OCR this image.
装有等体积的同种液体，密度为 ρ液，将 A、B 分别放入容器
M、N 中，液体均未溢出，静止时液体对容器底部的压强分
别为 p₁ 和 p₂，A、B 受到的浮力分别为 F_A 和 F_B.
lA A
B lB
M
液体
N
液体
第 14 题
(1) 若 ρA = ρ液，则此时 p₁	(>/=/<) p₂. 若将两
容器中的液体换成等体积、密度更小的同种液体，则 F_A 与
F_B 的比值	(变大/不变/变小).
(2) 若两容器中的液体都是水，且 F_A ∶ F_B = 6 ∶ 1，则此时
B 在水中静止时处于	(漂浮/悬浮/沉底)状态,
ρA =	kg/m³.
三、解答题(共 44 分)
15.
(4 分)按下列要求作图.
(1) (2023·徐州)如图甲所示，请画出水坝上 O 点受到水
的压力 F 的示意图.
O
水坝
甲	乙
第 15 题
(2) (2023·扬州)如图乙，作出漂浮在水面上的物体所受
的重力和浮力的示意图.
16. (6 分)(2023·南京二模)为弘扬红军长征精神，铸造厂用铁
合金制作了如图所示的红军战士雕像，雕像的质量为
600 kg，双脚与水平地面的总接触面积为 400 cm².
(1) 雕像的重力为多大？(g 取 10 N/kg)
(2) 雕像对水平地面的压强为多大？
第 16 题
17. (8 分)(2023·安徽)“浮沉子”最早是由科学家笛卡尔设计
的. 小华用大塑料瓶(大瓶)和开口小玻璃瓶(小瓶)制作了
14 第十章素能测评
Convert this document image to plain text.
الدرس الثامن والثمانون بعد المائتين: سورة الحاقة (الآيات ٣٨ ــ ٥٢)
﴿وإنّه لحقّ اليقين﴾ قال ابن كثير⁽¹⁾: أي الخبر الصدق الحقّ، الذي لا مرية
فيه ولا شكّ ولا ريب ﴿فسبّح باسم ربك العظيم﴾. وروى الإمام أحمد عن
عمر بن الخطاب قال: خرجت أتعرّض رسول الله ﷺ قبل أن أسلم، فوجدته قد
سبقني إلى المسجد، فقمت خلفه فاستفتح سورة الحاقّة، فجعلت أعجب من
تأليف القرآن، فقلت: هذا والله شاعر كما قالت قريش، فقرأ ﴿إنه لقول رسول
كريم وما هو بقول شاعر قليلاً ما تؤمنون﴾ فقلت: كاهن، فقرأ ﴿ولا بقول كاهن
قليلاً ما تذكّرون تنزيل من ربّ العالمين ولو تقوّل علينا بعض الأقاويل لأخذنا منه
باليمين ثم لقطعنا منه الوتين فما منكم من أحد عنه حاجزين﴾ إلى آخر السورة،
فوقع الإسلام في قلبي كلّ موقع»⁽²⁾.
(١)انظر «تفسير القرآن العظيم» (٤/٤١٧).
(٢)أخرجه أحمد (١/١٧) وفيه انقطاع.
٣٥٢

——————

Search the lines for the string "العظيم" and copy every line that has it.

فيه ولا شكّ ولا ريب ﴿فسبّح باسم ربك العظيم﴾. وروى الإمام أحمد عن
(١)انظر «تفسير القرآن العظيم» (٤/٤١٧).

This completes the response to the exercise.